WRITTEN INSTRUCTION:
Rewrite the data below, changing every "legend-swatch-icon" to "legend-color-marker" and leaving everything else as it is.

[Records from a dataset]
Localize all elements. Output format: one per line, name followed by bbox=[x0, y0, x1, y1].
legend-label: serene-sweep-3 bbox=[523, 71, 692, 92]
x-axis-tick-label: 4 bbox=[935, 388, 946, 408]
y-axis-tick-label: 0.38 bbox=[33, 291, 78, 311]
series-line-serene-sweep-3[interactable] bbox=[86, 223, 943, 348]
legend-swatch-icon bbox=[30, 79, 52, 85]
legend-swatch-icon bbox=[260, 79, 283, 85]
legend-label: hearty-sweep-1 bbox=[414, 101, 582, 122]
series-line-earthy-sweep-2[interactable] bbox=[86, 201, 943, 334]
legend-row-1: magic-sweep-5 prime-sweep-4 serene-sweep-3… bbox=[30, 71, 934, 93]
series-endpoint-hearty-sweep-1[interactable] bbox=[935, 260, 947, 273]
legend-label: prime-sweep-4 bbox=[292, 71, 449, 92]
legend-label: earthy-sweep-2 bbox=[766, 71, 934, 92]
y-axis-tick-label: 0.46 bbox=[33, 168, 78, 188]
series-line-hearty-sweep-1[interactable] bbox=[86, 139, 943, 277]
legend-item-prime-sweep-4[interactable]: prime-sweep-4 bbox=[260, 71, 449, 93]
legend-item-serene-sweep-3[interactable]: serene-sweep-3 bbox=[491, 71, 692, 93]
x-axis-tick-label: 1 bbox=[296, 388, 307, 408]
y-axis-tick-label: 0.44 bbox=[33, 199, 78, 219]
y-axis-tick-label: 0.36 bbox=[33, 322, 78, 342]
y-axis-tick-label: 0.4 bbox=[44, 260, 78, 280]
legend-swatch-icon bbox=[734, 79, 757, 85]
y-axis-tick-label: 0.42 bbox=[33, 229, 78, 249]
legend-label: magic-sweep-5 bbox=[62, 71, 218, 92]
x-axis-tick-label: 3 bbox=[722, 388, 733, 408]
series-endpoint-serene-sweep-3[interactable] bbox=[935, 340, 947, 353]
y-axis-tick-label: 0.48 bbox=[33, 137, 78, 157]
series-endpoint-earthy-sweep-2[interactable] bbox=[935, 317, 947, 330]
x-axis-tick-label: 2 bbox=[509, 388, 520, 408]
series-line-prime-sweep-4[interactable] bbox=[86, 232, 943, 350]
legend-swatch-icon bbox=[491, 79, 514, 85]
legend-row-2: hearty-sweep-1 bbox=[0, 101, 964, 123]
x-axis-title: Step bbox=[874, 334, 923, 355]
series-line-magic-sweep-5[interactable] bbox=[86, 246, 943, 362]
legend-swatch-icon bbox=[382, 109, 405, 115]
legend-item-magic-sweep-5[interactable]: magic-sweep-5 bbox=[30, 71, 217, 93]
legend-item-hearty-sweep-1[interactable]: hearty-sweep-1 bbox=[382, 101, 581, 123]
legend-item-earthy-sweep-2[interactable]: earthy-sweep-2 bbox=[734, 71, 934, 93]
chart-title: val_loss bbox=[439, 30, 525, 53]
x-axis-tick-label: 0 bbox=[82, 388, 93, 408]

EXERCISE ANSWER:
Localize all elements. Output format: one per line, name followed by bbox=[x0, y0, x1, y1].
legend-label: serene-sweep-3 bbox=[523, 71, 692, 92]
x-axis-tick-label: 4 bbox=[935, 388, 946, 408]
y-axis-tick-label: 0.38 bbox=[33, 291, 78, 311]
series-line-serene-sweep-3[interactable] bbox=[86, 223, 943, 348]
legend-color-marker bbox=[30, 79, 52, 85]
legend-color-marker bbox=[260, 79, 283, 85]
legend-label: hearty-sweep-1 bbox=[414, 101, 582, 122]
series-line-earthy-sweep-2[interactable] bbox=[86, 201, 943, 334]
legend-row-1: magic-sweep-5 prime-sweep-4 serene-sweep-3… bbox=[30, 71, 934, 93]
series-endpoint-hearty-sweep-1[interactable] bbox=[935, 260, 947, 273]
legend-label: prime-sweep-4 bbox=[292, 71, 449, 92]
legend-label: earthy-sweep-2 bbox=[766, 71, 934, 92]
y-axis-tick-label: 0.46 bbox=[33, 168, 78, 188]
series-line-hearty-sweep-1[interactable] bbox=[86, 139, 943, 277]
legend-item-prime-sweep-4[interactable]: prime-sweep-4 bbox=[260, 71, 449, 93]
legend-item-serene-sweep-3[interactable]: serene-sweep-3 bbox=[491, 71, 692, 93]
x-axis-tick-label: 1 bbox=[296, 388, 307, 408]
y-axis-tick-label: 0.44 bbox=[33, 199, 78, 219]
y-axis-tick-label: 0.36 bbox=[33, 322, 78, 342]
y-axis-tick-label: 0.4 bbox=[44, 260, 78, 280]
legend-color-marker bbox=[734, 79, 757, 85]
y-axis-tick-label: 0.42 bbox=[33, 229, 78, 249]
legend-label: magic-sweep-5 bbox=[62, 71, 218, 92]
x-axis-tick-label: 3 bbox=[722, 388, 733, 408]
series-endpoint-serene-sweep-3[interactable] bbox=[935, 340, 947, 353]
y-axis-tick-label: 0.48 bbox=[33, 137, 78, 157]
series-endpoint-earthy-sweep-2[interactable] bbox=[935, 317, 947, 330]
x-axis-tick-label: 2 bbox=[509, 388, 520, 408]
series-line-prime-sweep-4[interactable] bbox=[86, 232, 943, 350]
legend-color-marker bbox=[491, 79, 514, 85]
legend-row-2: hearty-sweep-1 bbox=[0, 101, 964, 123]
x-axis-title: Step bbox=[874, 334, 923, 355]
series-line-magic-sweep-5[interactable] bbox=[86, 246, 943, 362]
legend-color-marker bbox=[382, 109, 405, 115]
legend-item-magic-sweep-5[interactable]: magic-sweep-5 bbox=[30, 71, 217, 93]
legend-item-hearty-sweep-1[interactable]: hearty-sweep-1 bbox=[382, 101, 581, 123]
legend-item-earthy-sweep-2[interactable]: earthy-sweep-2 bbox=[734, 71, 934, 93]
chart-title: val_loss bbox=[439, 30, 525, 53]
x-axis-tick-label: 0 bbox=[82, 388, 93, 408]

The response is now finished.